■ Work to be completed ■
From the records below, pull each line that has "JSON".

■ Material to process ■
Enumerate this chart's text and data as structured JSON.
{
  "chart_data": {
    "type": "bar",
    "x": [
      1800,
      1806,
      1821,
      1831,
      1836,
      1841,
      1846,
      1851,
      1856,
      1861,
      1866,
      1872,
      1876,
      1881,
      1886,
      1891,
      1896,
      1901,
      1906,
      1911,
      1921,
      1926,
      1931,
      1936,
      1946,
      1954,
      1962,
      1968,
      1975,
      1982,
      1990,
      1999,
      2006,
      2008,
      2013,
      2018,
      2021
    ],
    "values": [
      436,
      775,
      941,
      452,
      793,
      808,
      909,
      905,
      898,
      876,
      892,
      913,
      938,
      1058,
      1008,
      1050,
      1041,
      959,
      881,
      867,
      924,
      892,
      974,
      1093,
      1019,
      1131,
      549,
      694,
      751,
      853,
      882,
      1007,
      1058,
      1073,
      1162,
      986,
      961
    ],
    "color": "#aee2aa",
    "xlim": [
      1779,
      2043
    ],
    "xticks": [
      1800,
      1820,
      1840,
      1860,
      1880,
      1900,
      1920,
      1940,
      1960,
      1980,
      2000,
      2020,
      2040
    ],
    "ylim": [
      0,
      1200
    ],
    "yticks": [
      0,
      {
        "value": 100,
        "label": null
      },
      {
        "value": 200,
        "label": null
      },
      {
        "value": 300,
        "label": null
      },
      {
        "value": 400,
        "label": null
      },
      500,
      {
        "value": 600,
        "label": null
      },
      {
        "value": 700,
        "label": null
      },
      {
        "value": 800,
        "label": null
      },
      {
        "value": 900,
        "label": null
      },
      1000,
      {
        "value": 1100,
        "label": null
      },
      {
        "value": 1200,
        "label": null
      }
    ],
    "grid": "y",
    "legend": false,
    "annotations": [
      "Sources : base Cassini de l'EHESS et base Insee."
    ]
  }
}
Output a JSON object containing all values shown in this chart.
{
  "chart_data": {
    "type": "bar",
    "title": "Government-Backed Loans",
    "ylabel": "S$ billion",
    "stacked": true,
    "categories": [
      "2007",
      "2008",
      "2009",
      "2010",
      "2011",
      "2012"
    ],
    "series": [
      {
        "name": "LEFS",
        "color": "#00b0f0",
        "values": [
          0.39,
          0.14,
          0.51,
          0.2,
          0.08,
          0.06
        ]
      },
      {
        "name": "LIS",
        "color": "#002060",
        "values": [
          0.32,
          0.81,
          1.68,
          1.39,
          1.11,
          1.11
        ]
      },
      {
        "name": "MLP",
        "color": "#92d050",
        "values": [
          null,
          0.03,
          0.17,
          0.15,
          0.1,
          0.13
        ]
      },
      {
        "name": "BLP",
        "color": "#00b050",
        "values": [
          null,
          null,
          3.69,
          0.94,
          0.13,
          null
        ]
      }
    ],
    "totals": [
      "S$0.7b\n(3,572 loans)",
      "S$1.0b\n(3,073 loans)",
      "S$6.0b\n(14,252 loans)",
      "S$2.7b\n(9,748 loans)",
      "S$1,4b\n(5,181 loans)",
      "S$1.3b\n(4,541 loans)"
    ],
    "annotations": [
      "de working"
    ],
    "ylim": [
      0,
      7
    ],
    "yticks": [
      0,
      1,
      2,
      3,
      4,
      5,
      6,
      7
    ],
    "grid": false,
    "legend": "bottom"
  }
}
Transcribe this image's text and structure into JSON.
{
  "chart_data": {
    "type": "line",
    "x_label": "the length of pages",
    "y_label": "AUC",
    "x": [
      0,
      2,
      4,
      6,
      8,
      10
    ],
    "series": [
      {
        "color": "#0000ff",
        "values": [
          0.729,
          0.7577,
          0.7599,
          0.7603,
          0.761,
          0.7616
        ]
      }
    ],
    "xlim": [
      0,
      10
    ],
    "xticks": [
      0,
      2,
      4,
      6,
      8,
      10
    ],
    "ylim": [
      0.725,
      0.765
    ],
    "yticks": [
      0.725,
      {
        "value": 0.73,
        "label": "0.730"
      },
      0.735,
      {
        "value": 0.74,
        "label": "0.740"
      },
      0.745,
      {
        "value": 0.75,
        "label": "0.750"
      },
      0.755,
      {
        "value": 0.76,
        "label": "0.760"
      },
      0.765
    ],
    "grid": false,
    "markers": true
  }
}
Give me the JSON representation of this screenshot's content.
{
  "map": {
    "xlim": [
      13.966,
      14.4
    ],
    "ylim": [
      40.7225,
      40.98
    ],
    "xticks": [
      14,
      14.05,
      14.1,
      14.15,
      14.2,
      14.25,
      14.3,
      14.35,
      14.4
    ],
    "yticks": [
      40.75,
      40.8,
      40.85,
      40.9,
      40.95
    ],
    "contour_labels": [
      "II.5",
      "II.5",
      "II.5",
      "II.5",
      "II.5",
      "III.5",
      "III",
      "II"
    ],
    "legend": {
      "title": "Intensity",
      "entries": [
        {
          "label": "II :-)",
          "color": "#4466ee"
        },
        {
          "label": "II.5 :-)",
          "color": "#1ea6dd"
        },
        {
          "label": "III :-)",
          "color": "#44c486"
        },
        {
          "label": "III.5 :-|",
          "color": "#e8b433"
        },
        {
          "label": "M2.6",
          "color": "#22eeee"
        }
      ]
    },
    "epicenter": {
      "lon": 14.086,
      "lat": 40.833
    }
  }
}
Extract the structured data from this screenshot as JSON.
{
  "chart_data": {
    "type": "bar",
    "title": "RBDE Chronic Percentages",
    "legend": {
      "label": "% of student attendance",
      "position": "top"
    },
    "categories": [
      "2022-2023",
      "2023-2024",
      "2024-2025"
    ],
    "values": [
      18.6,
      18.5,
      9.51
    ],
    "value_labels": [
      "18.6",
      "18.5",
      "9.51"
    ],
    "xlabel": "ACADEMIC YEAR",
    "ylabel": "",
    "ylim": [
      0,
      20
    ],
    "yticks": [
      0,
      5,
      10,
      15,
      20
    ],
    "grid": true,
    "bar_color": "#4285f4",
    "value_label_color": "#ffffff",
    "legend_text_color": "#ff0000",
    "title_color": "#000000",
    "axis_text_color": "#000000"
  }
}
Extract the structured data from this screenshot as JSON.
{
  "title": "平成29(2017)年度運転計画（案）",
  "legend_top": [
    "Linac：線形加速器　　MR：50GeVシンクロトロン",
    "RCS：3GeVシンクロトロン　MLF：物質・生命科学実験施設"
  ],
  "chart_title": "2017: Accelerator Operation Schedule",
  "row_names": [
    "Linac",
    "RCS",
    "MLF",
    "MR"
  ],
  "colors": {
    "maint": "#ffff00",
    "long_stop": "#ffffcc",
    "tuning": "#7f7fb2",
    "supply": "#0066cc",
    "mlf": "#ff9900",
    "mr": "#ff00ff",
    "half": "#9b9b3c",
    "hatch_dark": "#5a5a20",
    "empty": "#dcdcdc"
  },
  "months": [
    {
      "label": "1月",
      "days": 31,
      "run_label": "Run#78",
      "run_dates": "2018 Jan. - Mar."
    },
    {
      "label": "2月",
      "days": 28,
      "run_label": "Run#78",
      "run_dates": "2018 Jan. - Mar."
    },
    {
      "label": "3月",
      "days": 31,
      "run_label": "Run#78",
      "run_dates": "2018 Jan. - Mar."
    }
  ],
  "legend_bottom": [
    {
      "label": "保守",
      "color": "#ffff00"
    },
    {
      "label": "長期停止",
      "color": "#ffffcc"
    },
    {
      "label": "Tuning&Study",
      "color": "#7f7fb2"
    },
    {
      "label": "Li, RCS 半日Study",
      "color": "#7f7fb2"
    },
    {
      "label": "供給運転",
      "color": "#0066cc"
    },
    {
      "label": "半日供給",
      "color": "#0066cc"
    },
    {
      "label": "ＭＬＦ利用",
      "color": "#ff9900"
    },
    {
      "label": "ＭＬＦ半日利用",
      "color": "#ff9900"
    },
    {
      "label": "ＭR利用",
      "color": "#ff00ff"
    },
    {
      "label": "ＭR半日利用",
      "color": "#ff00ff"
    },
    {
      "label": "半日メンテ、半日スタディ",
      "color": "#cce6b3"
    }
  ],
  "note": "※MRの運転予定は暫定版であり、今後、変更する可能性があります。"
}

■ Written solution ■
Enumerate this chart's text and data as structured JSON.
Output a JSON object containing all values shown in this chart.
Transcribe this image's text and structure into JSON.
Give me the JSON representation of this screenshot's content.
Extract the structured data from this screenshot as JSON.
Extract the structured data from this screenshot as JSON.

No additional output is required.